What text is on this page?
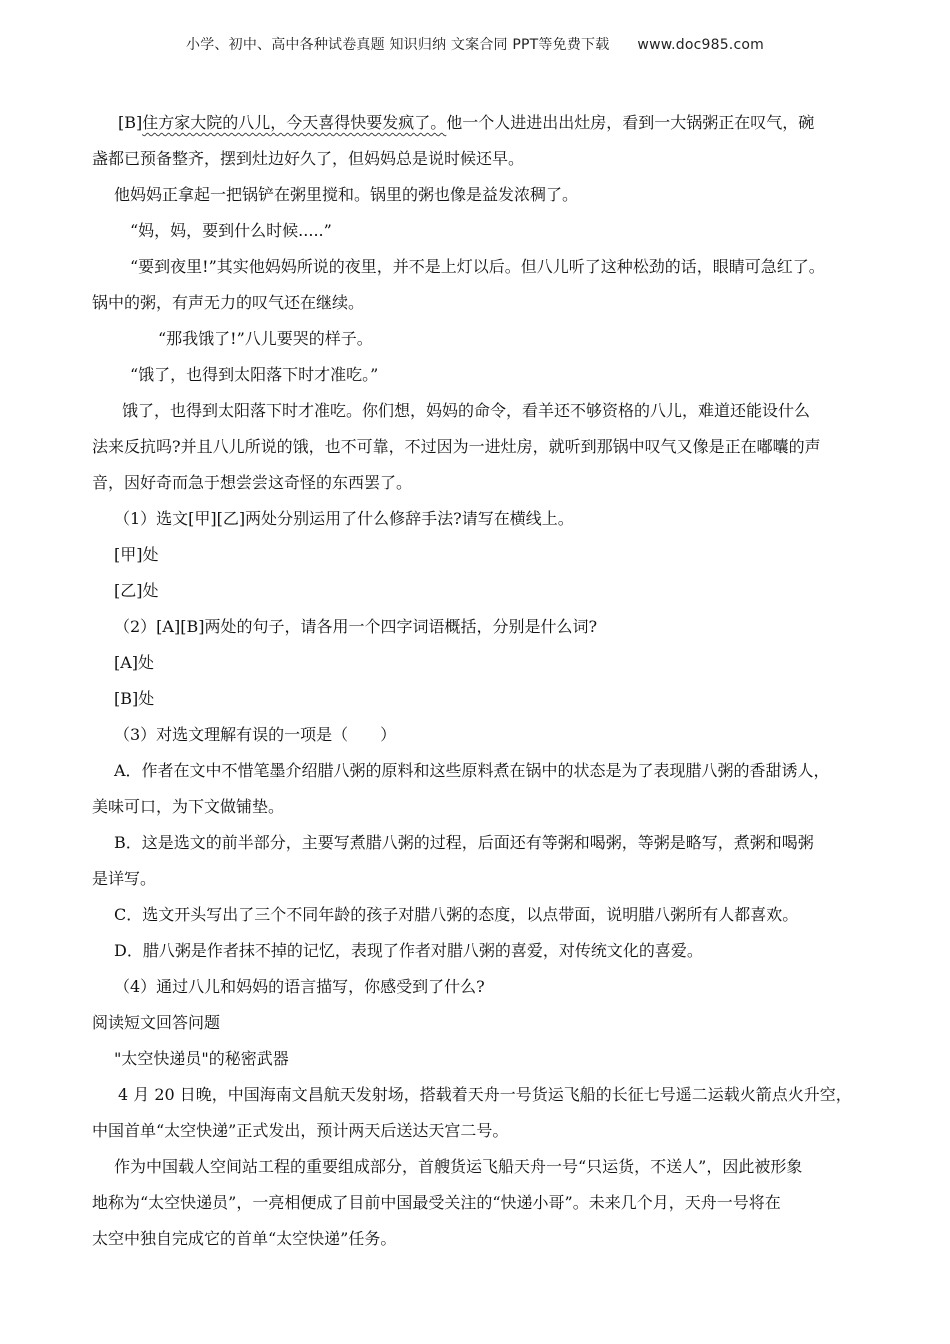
小学、初中、高中各种试卷真题 知识归纳 文案合同 PPT等免费下载 www.doc985.com
[B]住方家大院的八儿，今天喜得快要发疯了。他一个人进进出出灶房，看到一大锅粥正在叹气，碗
盏都已预备整齐，摆到灶边好久了，但妈妈总是说时候还早。
他妈妈正拿起一把锅铲在粥里搅和。锅里的粥也像是益发浓稠了。
“妈，妈，要到什么时候.....”
“要到夜里!”其实他妈妈所说的夜里，并不是上灯以后。但八儿听了这种松劲的话，眼睛可急红了。
锅中的粥，有声无力的叹气还在继续。
“那我饿了!”八儿要哭的样子。
“饿了，也得到太阳落下时才准吃。”
饿了，也得到太阳落下时才准吃。你们想，妈妈的命令，看羊还不够资格的八儿，难道还能设什么
法来反抗吗?并且八儿所说的饿，也不可靠，不过因为一进灶房，就听到那锅中叹气又像是正在嘟囔的声
音，因好奇而急于想尝尝这奇怪的东西罢了。
（1）选文[甲][乙]两处分别运用了什么修辞手法?请写在横线上。
[甲]处
[乙]处
（2）[A][B]两处的句子，请各用一个四字词语概括，分别是什么词?
[A]处
[B]处
（3）对选文理解有误的一项是（　　）
A．作者在文中不惜笔墨介绍腊八粥的原料和这些原料煮在锅中的状态是为了表现腊八粥的香甜诱人，
美味可口，为下文做铺垫。
B．这是选文的前半部分，主要写煮腊八粥的过程，后面还有等粥和喝粥，等粥是略写，煮粥和喝粥
是详写。
C．选文开头写出了三个不同年龄的孩子对腊八粥的态度，以点带面，说明腊八粥所有人都喜欢。
D．腊八粥是作者抹不掉的记忆，表现了作者对腊八粥的喜爱，对传统文化的喜爱。
（4）通过八儿和妈妈的语言描写，你感受到了什么?
阅读短文回答问题
"太空快递员"的秘密武器
4 月 20 日晚，中国海南文昌航天发射场，搭载着天舟一号货运飞船的长征七号遥二运载火箭点火升空，
中国首单“太空快递”正式发出，预计两天后送达天宫二号。
作为中国载人空间站工程的重要组成部分，首艘货运飞船天舟一号“只运货，不送人”，因此被形象
地称为“太空快递员”，一亮相便成了目前中国最受关注的“快递小哥”。未来几个月，天舟一号将在
太空中独自完成它的首单“太空快递”任务。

################

Your objective
The material above holds pictures; copy everything else in it exactly.

Task solution
What text is on this page?
小学、初中、高中各种试卷真题 知识归纳 文案合同 PPT等免费下载 www.doc985.com
[B]住方家大院的八儿，今天喜得快要发疯了。他一个人进进出出灶房，看到一大锅粥正在叹气，碗
盏都已预备整齐，摆到灶边好久了，但妈妈总是说时候还早。
他妈妈正拿起一把锅铲在粥里搅和。锅里的粥也像是益发浓稠了。
“妈，妈，要到什么时候.....”
“要到夜里!”其实他妈妈所说的夜里，并不是上灯以后。但八儿听了这种松劲的话，眼睛可急红了。
锅中的粥，有声无力的叹气还在继续。
“那我饿了!”八儿要哭的样子。
“饿了，也得到太阳落下时才准吃。”
饿了，也得到太阳落下时才准吃。你们想，妈妈的命令，看羊还不够资格的八儿，难道还能设什么
法来反抗吗?并且八儿所说的饿，也不可靠，不过因为一进灶房，就听到那锅中叹气又像是正在嘟囔的声
音，因好奇而急于想尝尝这奇怪的东西罢了。
（1）选文[甲][乙]两处分别运用了什么修辞手法?请写在横线上。
[甲]处
[乙]处
（2）[A][B]两处的句子，请各用一个四字词语概括，分别是什么词?
[A]处
[B]处
（3）对选文理解有误的一项是（　　）
A．作者在文中不惜笔墨介绍腊八粥的原料和这些原料煮在锅中的状态是为了表现腊八粥的香甜诱人，
美味可口，为下文做铺垫。
B．这是选文的前半部分，主要写煮腊八粥的过程，后面还有等粥和喝粥，等粥是略写，煮粥和喝粥
是详写。
C．选文开头写出了三个不同年龄的孩子对腊八粥的态度，以点带面，说明腊八粥所有人都喜欢。
D．腊八粥是作者抹不掉的记忆，表现了作者对腊八粥的喜爱，对传统文化的喜爱。
（4）通过八儿和妈妈的语言描写，你感受到了什么?
阅读短文回答问题
"太空快递员"的秘密武器
4 月 20 日晚，中国海南文昌航天发射场，搭载着天舟一号货运飞船的长征七号遥二运载火箭点火升空，
中国首单“太空快递”正式发出，预计两天后送达天宫二号。
作为中国载人空间站工程的重要组成部分，首艘货运飞船天舟一号“只运货，不送人”，因此被形象
地称为“太空快递员”，一亮相便成了目前中国最受关注的“快递小哥”。未来几个月，天舟一号将在
太空中独自完成它的首单“太空快递”任务。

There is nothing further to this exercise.